Your task: Copy word for word the lines of data between the line holding "tree-line[interactable]: ▶ bbox=[0, 366, 514, 384]" and the line holding "right-panel: iPhone 6", inclusive.

Records provided:
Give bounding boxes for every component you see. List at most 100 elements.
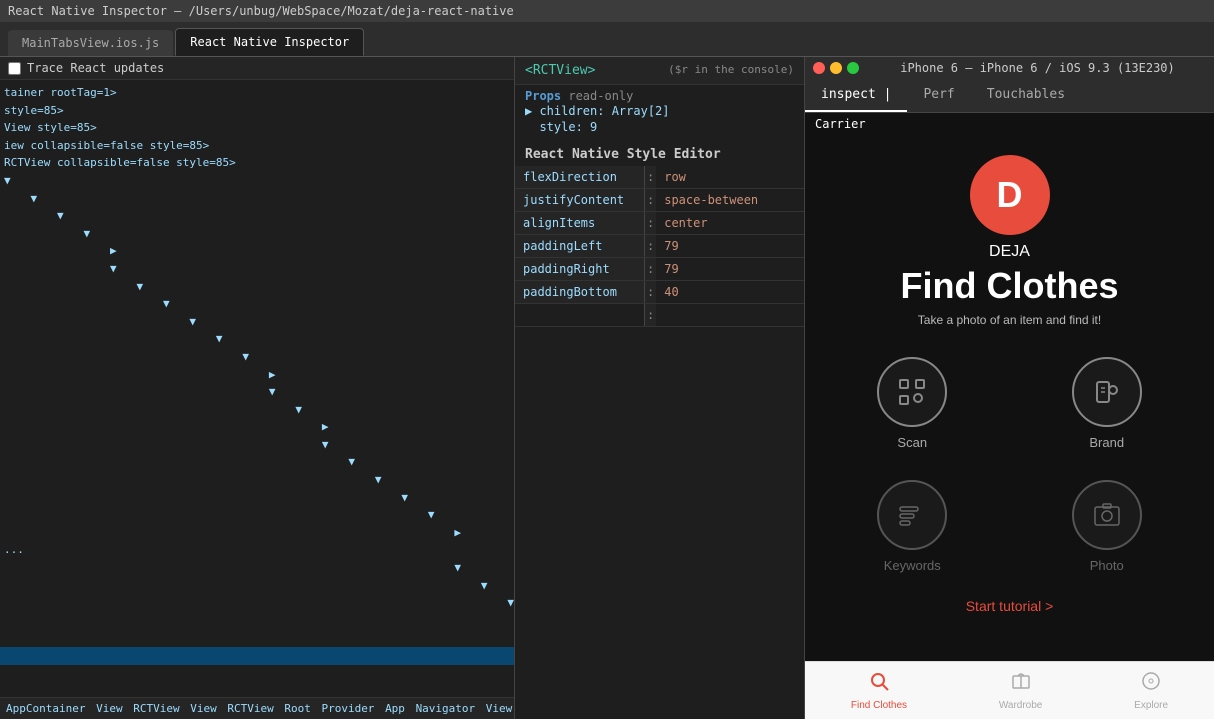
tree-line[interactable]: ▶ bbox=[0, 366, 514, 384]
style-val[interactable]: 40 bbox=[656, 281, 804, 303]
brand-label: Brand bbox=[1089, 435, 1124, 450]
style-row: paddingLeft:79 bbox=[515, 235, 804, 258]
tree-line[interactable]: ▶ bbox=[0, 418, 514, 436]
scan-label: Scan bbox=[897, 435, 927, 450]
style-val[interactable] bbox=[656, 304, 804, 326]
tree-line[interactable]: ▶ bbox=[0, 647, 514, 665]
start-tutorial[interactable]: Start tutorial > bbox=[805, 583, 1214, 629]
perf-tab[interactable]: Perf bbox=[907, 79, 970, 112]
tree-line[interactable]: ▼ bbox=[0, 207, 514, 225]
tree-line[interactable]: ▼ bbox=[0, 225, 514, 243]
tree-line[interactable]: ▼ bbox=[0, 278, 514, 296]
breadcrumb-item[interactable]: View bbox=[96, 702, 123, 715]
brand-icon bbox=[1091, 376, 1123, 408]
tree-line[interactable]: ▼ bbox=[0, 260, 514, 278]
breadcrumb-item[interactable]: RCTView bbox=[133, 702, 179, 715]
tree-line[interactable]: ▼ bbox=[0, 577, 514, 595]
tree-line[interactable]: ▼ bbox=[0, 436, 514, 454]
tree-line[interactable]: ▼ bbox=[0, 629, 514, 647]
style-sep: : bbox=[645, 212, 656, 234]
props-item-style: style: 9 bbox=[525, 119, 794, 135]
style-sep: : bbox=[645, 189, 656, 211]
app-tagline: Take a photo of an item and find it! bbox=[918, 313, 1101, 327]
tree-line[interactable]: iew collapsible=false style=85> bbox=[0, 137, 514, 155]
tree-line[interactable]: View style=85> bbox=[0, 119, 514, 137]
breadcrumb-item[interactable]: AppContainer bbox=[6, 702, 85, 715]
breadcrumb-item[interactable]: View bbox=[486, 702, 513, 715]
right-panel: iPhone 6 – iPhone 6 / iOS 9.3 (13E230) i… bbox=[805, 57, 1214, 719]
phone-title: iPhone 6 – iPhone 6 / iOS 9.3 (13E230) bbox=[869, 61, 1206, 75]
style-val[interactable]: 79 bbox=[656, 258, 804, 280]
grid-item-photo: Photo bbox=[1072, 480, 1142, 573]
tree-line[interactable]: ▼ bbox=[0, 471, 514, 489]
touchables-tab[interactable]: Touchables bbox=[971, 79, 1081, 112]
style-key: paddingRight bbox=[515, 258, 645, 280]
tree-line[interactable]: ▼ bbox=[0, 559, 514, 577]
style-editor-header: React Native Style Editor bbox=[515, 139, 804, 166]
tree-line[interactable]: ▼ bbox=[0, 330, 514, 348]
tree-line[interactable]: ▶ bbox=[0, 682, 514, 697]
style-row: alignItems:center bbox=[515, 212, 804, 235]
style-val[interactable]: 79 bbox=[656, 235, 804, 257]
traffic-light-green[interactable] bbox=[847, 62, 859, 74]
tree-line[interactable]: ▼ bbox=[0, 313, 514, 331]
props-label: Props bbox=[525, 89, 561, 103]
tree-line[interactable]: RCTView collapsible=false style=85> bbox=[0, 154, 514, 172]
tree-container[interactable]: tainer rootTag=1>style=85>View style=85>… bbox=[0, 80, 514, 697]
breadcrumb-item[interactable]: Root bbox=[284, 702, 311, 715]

Solved exercise:
tree-line[interactable]: ▶ bbox=[0, 366, 514, 384]
style-val[interactable]: 40 bbox=[656, 281, 804, 303]
brand-label: Brand bbox=[1089, 435, 1124, 450]
style-row: paddingLeft:79 bbox=[515, 235, 804, 258]
tree-line[interactable]: ▶ bbox=[0, 418, 514, 436]
scan-label: Scan bbox=[897, 435, 927, 450]
style-val[interactable] bbox=[656, 304, 804, 326]
tree-line[interactable]: ▶ bbox=[0, 647, 514, 665]
start-tutorial[interactable]: Start tutorial > bbox=[805, 583, 1214, 629]
perf-tab[interactable]: Perf bbox=[907, 79, 970, 112]
tree-line[interactable]: ▼ bbox=[0, 207, 514, 225]
tree-line[interactable]: ▼ bbox=[0, 225, 514, 243]
tree-line[interactable]: ▼ bbox=[0, 278, 514, 296]
breadcrumb-item[interactable]: View bbox=[96, 702, 123, 715]
brand-icon bbox=[1091, 376, 1123, 408]
tree-line[interactable]: ▼ bbox=[0, 260, 514, 278]
breadcrumb-item[interactable]: RCTView bbox=[133, 702, 179, 715]
tree-line[interactable]: ▼ bbox=[0, 577, 514, 595]
tree-line[interactable]: ▼ bbox=[0, 436, 514, 454]
tree-line[interactable]: ▼ bbox=[0, 629, 514, 647]
style-sep: : bbox=[645, 212, 656, 234]
props-item-style: style: 9 bbox=[525, 119, 794, 135]
style-sep: : bbox=[645, 189, 656, 211]
app-tagline: Take a photo of an item and find it! bbox=[918, 313, 1101, 327]
tree-line[interactable]: iew collapsible=false style=85> bbox=[0, 137, 514, 155]
tree-line[interactable]: View style=85> bbox=[0, 119, 514, 137]
breadcrumb-item[interactable]: AppContainer bbox=[6, 702, 85, 715]
breadcrumb-item[interactable]: View bbox=[486, 702, 513, 715]
right-panel: iPhone 6 – iPhone 6 / iOS 9.3 (13E230) i… bbox=[805, 57, 1214, 719]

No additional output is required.